### What you will do
Make an exact copy of all the material below, apart from the pictures.
## Start Given data
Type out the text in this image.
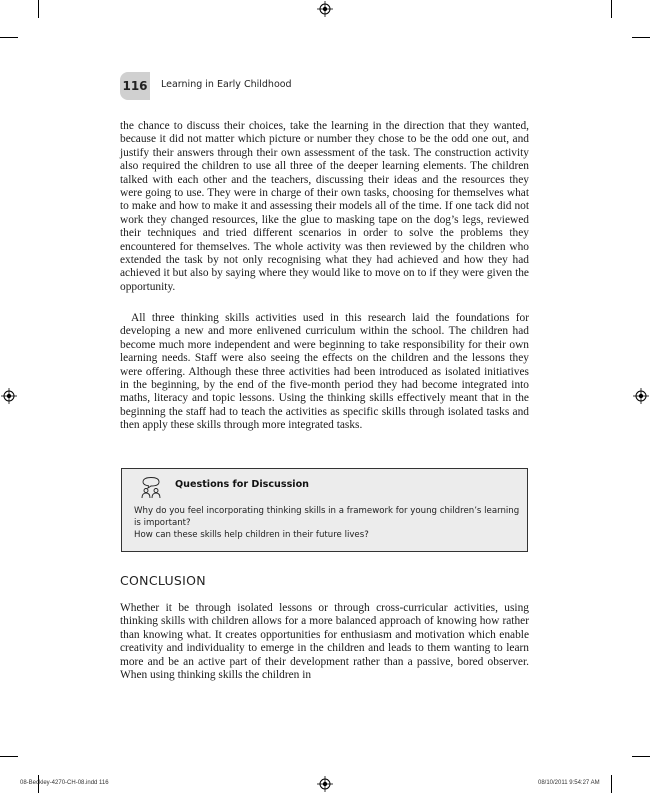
116 Learning in Early Childhood

the chance to discuss their choices, take the learning in the direction that they wanted, because it did not matter which picture or number they chose to be the odd one out, and justify their answers through their own assessment of the task. The construction activity also required the children to use all three of the deeper learning elements. The children talked with each other and the teachers, discussing their ideas and the resources they were going to use. They were in charge of their own tasks, choosing for themselves what to make and how to make it and assessing their models all of the time. If one tack did not work they changed resources, like the glue to masking tape on the dog’s legs, reviewed their techniques and tried different scenarios in order to solve the problems they encountered for themselves. The whole activity was then reviewed by the children who extended the task by not only recognising what they had achieved and how they had achieved it but also by saying where they would like to move on to if they were given the opportunity.

All three thinking skills activities used in this research laid the foundations for developing a new and more enlivened curriculum within the school. The children had become much more independent and were beginning to take responsibility for their own learning needs. Staff were also seeing the effects on the children and the lessons they were offering. Although these three activities had been introduced as isolated initiatives in the beginning, by the end of the five-month period they had become integrated into maths, literacy and topic lessons. Using the thinking skills effectively meant that in the beginning the staff had to teach the activities as specific skills through isolated tasks and then apply these skills through more integrated tasks.

Questions for Discussion

Why do you feel incorporating thinking skills in a framework for young children’s learning is important?

How can these skills help children in their future lives?

CONCLUSION

Whether it be through isolated lessons or through cross-curricular activities, using thinking skills with children allows for a more balanced approach of knowing how rather than knowing what. It creates opportunities for enthusiasm and motivation which enable creativity and individuality to emerge in the children and leads to them wanting to learn more and be an active part of their development rather than a passive, bored observer. When using thinking skills the children in

08-Beckley-4270-CH-08.indd 116	08/10/2011 9:54:27 AM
## End Given data
### Full response
Type out the text in this image.
116 Learning in Early Childhood

the chance to discuss their choices, take the learning in the direction that they wanted, because it did not matter which picture or number they chose to be the odd one out, and justify their answers through their own assessment of the task. The construction activity also required the children to use all three of the deeper learning elements. The children talked with each other and the teachers, discussing their ideas and the resources they were going to use. They were in charge of their own tasks, choosing for themselves what to make and how to make it and assessing their models all of the time. If one tack did not work they changed resources, like the glue to masking tape on the dog’s legs, reviewed their techniques and tried different scenarios in order to solve the problems they encountered for themselves. The whole activity was then reviewed by the children who extended the task by not only recognising what they had achieved and how they had achieved it but also by saying where they would like to move on to if they were given the opportunity.

All three thinking skills activities used in this research laid the foundations for developing a new and more enlivened curriculum within the school. The children had become much more independent and were beginning to take responsibility for their own learning needs. Staff were also seeing the effects on the children and the lessons they were offering. Although these three activities had been introduced as isolated initiatives in the beginning, by the end of the five-month period they had become integrated into maths, literacy and topic lessons. Using the thinking skills effectively meant that in the beginning the staff had to teach the activities as specific skills through isolated tasks and then apply these skills through more integrated tasks.

Questions for Discussion

Why do you feel incorporating thinking skills in a framework for young children’s learning is important?

How can these skills help children in their future lives?

CONCLUSION

Whether it be through isolated lessons or through cross-curricular activities, using thinking skills with children allows for a more balanced approach of knowing how rather than knowing what. It creates opportunities for enthusiasm and motivation which enable creativity and individuality to emerge in the children and leads to them wanting to learn more and be an active part of their development rather than a passive, bored observer. When using thinking skills the children in

08-Beckley-4270-CH-08.indd 116	08/10/2011 9:54:27 AM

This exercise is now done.